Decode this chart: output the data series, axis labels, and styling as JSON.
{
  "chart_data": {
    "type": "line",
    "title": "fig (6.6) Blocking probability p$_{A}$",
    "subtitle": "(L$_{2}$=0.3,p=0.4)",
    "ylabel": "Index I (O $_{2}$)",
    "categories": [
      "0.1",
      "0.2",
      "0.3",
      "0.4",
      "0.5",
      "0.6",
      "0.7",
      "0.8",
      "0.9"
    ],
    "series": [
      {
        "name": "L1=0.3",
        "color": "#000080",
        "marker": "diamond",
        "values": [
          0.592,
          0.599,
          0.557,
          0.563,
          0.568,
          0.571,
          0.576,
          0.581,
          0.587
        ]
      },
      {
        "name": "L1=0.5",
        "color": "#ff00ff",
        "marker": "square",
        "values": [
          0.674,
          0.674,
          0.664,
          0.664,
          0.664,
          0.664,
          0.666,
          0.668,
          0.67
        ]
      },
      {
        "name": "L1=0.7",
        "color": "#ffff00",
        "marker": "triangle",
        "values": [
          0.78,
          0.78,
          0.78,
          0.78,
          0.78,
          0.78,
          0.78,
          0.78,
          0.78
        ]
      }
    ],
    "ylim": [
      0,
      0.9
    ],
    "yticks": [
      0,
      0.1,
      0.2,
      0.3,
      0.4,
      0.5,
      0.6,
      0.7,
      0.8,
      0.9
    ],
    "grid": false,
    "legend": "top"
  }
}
--
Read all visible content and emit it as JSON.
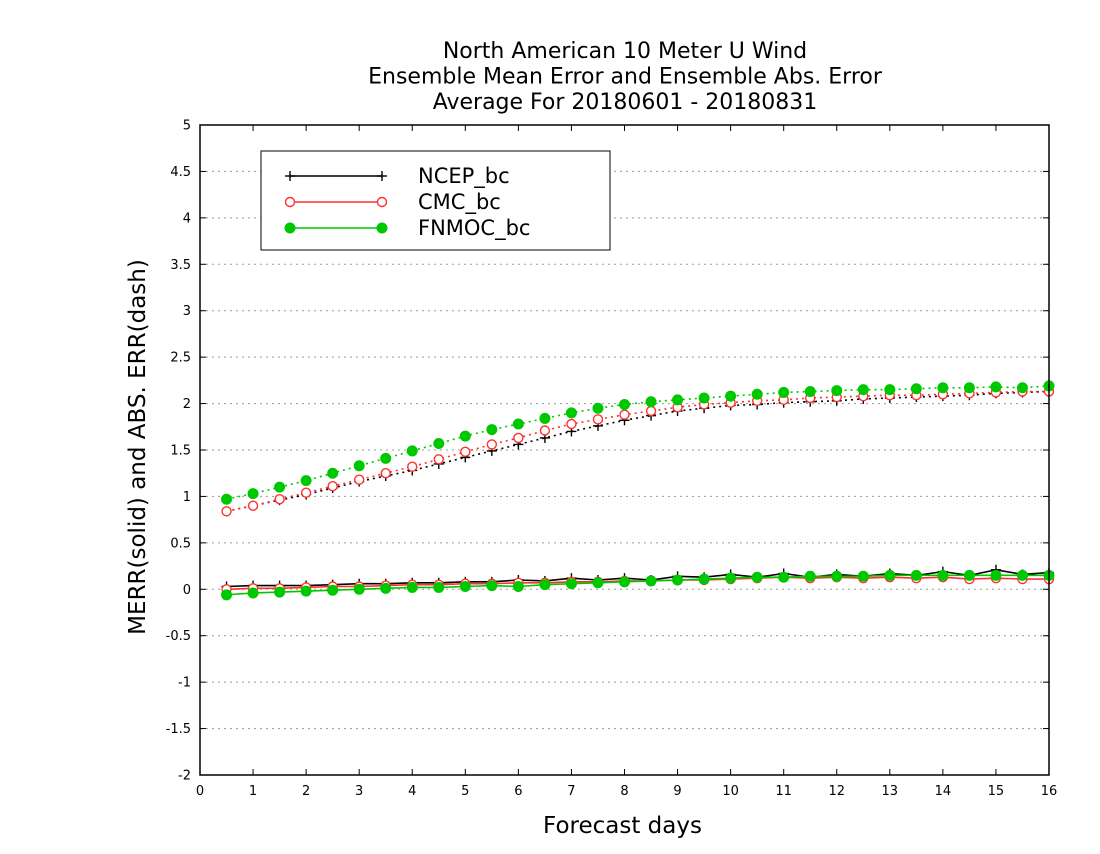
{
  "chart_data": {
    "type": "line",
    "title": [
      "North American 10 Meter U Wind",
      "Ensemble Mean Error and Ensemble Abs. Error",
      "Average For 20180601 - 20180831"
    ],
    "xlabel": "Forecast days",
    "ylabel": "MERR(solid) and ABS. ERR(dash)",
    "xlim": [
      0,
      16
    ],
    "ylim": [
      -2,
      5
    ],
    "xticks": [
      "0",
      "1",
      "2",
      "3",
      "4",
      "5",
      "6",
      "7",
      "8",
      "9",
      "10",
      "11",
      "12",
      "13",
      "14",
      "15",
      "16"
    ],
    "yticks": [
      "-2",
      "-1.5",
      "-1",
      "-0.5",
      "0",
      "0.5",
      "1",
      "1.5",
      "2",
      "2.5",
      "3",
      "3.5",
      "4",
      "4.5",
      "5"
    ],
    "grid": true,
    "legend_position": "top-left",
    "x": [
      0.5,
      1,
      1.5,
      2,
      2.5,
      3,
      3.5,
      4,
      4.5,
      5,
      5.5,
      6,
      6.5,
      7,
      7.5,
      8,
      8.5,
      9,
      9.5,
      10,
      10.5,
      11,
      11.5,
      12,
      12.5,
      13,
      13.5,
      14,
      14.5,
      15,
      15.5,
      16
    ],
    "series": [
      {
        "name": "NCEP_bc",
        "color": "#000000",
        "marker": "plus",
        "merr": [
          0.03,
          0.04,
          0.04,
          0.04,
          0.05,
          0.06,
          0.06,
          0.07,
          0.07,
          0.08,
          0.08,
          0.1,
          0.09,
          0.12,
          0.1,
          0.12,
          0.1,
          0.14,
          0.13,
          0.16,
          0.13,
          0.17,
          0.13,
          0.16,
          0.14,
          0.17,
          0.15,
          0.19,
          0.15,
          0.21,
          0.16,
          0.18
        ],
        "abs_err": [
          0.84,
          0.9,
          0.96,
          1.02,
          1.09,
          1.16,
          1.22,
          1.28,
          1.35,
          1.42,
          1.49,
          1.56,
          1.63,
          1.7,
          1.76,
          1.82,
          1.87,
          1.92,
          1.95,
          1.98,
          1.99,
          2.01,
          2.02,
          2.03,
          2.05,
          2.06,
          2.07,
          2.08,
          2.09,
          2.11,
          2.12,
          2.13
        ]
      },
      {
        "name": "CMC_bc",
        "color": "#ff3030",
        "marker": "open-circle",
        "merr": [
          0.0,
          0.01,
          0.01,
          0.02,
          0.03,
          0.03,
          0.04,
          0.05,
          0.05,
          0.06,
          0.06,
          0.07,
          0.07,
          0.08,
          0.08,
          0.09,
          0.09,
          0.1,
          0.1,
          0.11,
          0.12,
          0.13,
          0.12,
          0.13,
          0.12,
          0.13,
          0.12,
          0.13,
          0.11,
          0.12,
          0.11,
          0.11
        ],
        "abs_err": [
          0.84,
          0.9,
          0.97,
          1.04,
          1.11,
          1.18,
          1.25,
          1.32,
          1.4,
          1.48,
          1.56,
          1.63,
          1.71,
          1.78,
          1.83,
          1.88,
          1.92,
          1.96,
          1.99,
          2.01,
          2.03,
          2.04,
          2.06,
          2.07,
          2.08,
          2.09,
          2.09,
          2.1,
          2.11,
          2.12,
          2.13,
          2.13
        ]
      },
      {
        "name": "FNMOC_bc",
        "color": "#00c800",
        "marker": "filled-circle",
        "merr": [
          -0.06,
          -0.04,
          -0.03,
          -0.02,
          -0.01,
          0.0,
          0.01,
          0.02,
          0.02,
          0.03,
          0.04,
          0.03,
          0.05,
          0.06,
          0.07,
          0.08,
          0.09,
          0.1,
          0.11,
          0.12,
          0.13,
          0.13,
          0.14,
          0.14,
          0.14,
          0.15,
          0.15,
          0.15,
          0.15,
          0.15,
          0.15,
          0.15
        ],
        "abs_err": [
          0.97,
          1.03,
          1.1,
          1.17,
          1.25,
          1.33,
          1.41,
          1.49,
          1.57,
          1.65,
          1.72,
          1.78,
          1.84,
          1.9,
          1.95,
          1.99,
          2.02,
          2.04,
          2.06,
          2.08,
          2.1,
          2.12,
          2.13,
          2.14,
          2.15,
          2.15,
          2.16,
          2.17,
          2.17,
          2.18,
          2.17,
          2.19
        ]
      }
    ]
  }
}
* * *
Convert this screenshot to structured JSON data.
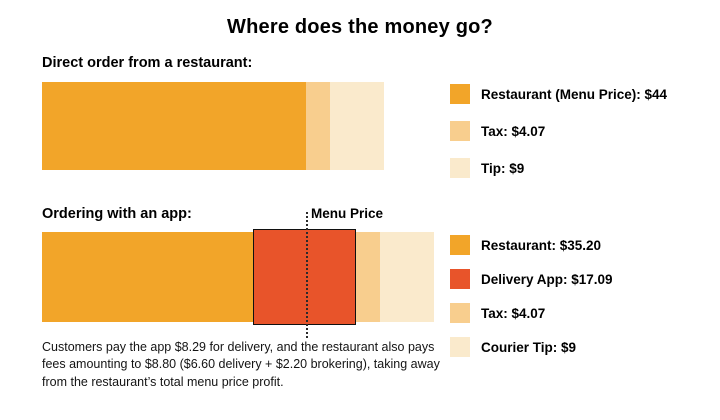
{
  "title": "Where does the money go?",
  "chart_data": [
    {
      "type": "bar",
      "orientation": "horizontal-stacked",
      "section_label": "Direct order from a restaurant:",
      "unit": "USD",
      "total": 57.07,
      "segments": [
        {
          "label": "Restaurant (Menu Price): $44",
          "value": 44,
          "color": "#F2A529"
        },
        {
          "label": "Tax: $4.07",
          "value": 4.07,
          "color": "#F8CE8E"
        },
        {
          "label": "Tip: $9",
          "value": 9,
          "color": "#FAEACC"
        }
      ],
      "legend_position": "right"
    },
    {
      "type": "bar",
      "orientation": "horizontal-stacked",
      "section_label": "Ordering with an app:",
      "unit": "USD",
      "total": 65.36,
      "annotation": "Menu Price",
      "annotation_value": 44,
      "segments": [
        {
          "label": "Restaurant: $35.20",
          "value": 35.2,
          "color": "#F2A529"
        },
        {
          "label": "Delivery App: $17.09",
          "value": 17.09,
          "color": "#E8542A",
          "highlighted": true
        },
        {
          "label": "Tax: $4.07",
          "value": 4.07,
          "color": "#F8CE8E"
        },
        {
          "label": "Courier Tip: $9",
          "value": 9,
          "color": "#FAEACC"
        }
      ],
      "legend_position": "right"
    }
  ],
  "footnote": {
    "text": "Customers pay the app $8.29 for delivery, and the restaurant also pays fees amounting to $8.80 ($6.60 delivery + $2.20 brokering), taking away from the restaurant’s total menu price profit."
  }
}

▶ _What you have to do_:
Read through the entries and copy each line in which "total" appears.

▶ _In response_:
      "total": 57.07,
      "total": 65.36,
    "text": "Customers pay the app $8.29 for delivery, and the restaurant also pays fees amounting to $8.80 ($6.60 delivery + $2.20 brokering), taking away from the restaurant’s total menu price profit."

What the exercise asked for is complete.